Data extracted from a collection

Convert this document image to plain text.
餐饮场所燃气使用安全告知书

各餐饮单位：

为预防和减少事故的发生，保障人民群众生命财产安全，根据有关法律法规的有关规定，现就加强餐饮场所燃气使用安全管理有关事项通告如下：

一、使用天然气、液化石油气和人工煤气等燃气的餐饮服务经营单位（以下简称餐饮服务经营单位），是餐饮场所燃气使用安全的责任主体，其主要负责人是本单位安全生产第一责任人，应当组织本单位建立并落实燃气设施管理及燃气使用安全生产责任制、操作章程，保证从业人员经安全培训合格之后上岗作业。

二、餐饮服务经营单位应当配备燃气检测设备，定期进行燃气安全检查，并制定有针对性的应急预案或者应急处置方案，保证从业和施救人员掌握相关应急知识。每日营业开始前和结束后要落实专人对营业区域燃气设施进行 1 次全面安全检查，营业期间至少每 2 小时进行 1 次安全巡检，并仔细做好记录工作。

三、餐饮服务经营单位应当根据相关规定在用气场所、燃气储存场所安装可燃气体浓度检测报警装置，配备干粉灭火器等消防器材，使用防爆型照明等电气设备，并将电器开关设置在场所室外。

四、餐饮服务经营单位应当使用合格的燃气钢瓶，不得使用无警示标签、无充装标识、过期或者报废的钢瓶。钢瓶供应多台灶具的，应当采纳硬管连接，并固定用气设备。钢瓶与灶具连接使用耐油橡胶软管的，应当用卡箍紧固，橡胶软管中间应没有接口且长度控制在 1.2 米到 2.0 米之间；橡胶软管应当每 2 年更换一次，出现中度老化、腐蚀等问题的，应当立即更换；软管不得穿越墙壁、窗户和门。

...

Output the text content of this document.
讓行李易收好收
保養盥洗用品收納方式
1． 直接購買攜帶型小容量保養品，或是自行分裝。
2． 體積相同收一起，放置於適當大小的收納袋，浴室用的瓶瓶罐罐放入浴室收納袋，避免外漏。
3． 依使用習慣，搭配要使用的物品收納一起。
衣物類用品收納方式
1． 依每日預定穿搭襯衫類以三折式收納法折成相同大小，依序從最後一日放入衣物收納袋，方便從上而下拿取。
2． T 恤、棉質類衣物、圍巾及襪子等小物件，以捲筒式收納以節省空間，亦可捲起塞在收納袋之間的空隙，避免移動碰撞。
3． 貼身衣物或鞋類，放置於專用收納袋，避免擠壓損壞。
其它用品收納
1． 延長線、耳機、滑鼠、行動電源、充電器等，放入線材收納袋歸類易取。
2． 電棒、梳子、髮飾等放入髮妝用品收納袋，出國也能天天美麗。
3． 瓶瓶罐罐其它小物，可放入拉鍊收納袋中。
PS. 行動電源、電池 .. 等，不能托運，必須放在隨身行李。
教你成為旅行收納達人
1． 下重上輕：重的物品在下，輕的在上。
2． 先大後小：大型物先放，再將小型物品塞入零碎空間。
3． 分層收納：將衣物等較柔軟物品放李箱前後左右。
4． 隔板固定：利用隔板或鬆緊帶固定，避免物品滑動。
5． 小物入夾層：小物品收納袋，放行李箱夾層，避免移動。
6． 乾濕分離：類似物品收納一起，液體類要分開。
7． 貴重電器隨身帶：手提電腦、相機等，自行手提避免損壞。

GOAL: Determine the number of lines in the entries above where the string "text" appears. Answer with the number alone.

RESPONSE: 2